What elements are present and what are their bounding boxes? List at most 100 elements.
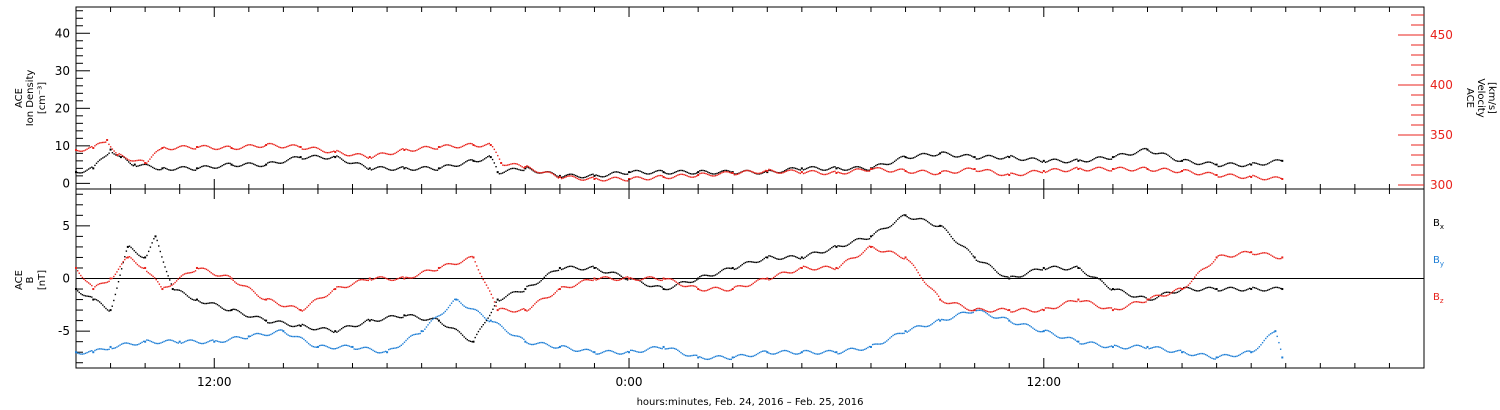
- bottom-series-0-dot-16-4: [503, 297, 505, 299]
- top-series-0-dot-27-6: [879, 163, 882, 165]
- bottom-series-0-dot-19-18: [622, 276, 624, 279]
- bottom-series-2-dot-33-5: [1120, 308, 1122, 311]
- bottom-series-0-dot-8-13: [251, 316, 253, 318]
- bottom-series-2-dot-9-17: [326, 294, 329, 297]
- bottom-series-2-dot-1-4: [98, 283, 101, 285]
- top-series-1-dot-18-11: [576, 177, 578, 180]
- bottom-series-2-dot-0-7: [86, 281, 88, 283]
- top-series-0-dot-7-12: [249, 162, 252, 164]
- bottom-series-0-dot-10-21: [333, 331, 335, 334]
- top-series-1-dot-17-8: [537, 171, 539, 174]
- bottom-series-1-dot-4-16: [204, 342, 206, 344]
- top-series-1-dot-34-3: [1117, 167, 1119, 169]
- bottom-series-1-dot-24-14: [892, 334, 894, 337]
- top-series-0-dot-26-10: [851, 167, 853, 169]
- legend-by: By: [1433, 255, 1444, 268]
- top-series-0-dot-23-18: [760, 172, 762, 175]
- top-series-0-dot-6-8: [208, 166, 211, 168]
- top-series-0-dot-34-14: [1134, 152, 1136, 155]
- bottom-series-0-dot-25-19: [831, 246, 833, 249]
- bottom-series-1-dot-3-12: [163, 340, 165, 343]
- bottom-series-1-dot-34-10: [1231, 355, 1234, 358]
- bottom-series-0-dot-5-7: [165, 270, 168, 273]
- bottom-series-1-dot-24-20: [901, 332, 904, 335]
- bottom-series-2-dot-37-8: [1263, 252, 1266, 254]
- top-series-1-dot-11-6: [378, 152, 381, 155]
- bottom-series-2-dot-18-10: [609, 277, 611, 279]
- top-series-1-dot-26-14: [857, 168, 860, 170]
- bottom-series-0-point-2: [109, 309, 112, 312]
- top-series-0-dot-7-6: [240, 165, 242, 167]
- bottom-series-2-dot-20-3: [667, 277, 670, 280]
- top-series-0-dot-32-13: [1063, 161, 1066, 164]
- bottom-series-2-dot-37-4: [1257, 253, 1259, 255]
- top-series-1-dot-0-4: [81, 150, 84, 152]
- top-series-1-dot-19-14: [615, 176, 618, 179]
- bottom-series-1-dot-7-9: [296, 335, 299, 338]
- top-series-0-dot-24-10: [782, 170, 784, 173]
- top-series-1-dot-26-3: [840, 172, 842, 174]
- top-series-1-dot-31-10: [1024, 173, 1026, 176]
- bottom-series-1-dot-35-5: [1258, 346, 1261, 348]
- bottom-series-1-dot-8-1: [318, 344, 321, 347]
- bottom-series-1-dot-3-18: [172, 340, 175, 342]
- top-series-0-dot-8-17: [292, 156, 294, 158]
- top-series-1-point-35: [1146, 168, 1149, 170]
- bottom-series-1-dot-21-8: [779, 351, 781, 353]
- top-series-0-dot-21-6: [672, 172, 674, 174]
- top-series-1-dot-0-1: [76, 149, 79, 152]
- bottom-series-0-dot-36-4: [1187, 286, 1190, 289]
- top-series-1-dot-28-15: [928, 171, 930, 174]
- bottom-series-0-dot-14-18: [466, 339, 469, 341]
- bottom-series-1-dot-20-7: [743, 354, 745, 356]
- bottom-series-0-dot-25-5: [809, 253, 811, 255]
- top-series-0-dot-31-3: [1013, 156, 1015, 158]
- bottom-series-1-dot-16-14: [615, 352, 618, 354]
- top-series-0-dot-12-16: [428, 167, 431, 169]
- bottom-series-2-dot-12-3: [408, 277, 410, 279]
- top-series-1-dot-17-1: [526, 165, 528, 167]
- bottom-series-1-dot-16-17: [620, 353, 622, 355]
- bottom-series-0-dot-18-6: [568, 265, 571, 268]
- top-series-0-dot-27-16: [895, 159, 897, 161]
- top-series-0-dot-10-12: [353, 162, 355, 164]
- bottom-series-1-dot-2-12: [128, 342, 131, 345]
- bottom-series-2-dot-8-1: [267, 298, 269, 300]
- bottom-series-1-dot-29-10: [1058, 337, 1061, 339]
- bottom-series-1-dot-4-17: [205, 341, 208, 344]
- top-series-1-point-11: [368, 156, 371, 158]
- bottom-series-2-dot-24-12: [820, 267, 822, 269]
- top-series-1-dot-34-17: [1139, 167, 1141, 169]
- bottom-series-1-dot-11-20: [452, 300, 454, 302]
- bottom-series-0-dot-24-18: [794, 256, 797, 258]
- bottom-series-1-dot-21-14: [788, 351, 791, 353]
- bottom-series-0-dot-24-20: [798, 257, 800, 259]
- bottom-series-0-dot-11-14: [356, 325, 359, 328]
- bottom-series-1-dot-6-14: [270, 333, 272, 336]
- bottom-series-1-dot-18-18: [691, 354, 693, 357]
- top-series-1-dot-30-5: [981, 169, 984, 172]
- bottom-series-2-dot-28-6: [948, 302, 951, 305]
- top-series-0-dot-7-20: [262, 165, 264, 167]
- bottom-series-1-dot-17-3: [633, 350, 635, 352]
- top-series-1-dot-38-6: [1260, 178, 1262, 180]
- top-series-1-dot-19-10: [609, 177, 611, 180]
- bottom-series-1-dot-33-21: [1214, 358, 1216, 360]
- bottom-series-0-dot-15-13: [493, 305, 496, 307]
- bottom-series-1-dot-4-11: [196, 341, 198, 343]
- top-series-0-point-0: [75, 171, 77, 174]
- top-series-1-dot-27-19: [900, 168, 902, 170]
- bottom-series-1-dot-26-9: [953, 316, 956, 318]
- bottom-series-1-dot-23-13: [856, 348, 858, 351]
- top-series-1-dot-17-4: [531, 168, 533, 170]
- top-series-0-dot-11-10: [384, 167, 387, 169]
- top-series-0-dot-4-5: [142, 163, 144, 166]
- bottom-series-1-dot-27-7: [985, 311, 987, 314]
- bottom-series-1-dot-32-13: [1167, 351, 1169, 353]
- bottom-series-2-dot-20-6: [672, 279, 674, 281]
- bottom-series-0-dot-12-1: [370, 318, 373, 321]
- bottom-series-0-dot-23-8: [744, 261, 747, 264]
- top-series-0-dot-23-20: [763, 171, 765, 173]
- top-series-1-dot-10-1: [336, 149, 338, 152]
- bottom-series-1-dot-18-4: [669, 347, 671, 349]
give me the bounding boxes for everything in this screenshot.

◆ ◆ ◆ ◆ ◆ ◆ ◆

Rewrite the material from the line with "- bottom-series-0-dot-16-4: [503, 297, 505, 299]" up to and including the line with "- bottom-series-2-dot-0-7: [86, 281, 88, 283]", changing "bottom" to "lower" and leaving all else as it stands. Return only those lines.

TASK ANSWER:
- lower-series-0-dot-16-4: [503, 297, 505, 299]
- top-series-0-dot-27-6: [879, 163, 882, 165]
- lower-series-0-dot-19-18: [622, 276, 624, 279]
- lower-series-2-dot-33-5: [1120, 308, 1122, 311]
- lower-series-0-dot-8-13: [251, 316, 253, 318]
- lower-series-2-dot-9-17: [326, 294, 329, 297]
- lower-series-2-dot-1-4: [98, 283, 101, 285]
- top-series-1-dot-18-11: [576, 177, 578, 180]
- lower-series-2-dot-0-7: [86, 281, 88, 283]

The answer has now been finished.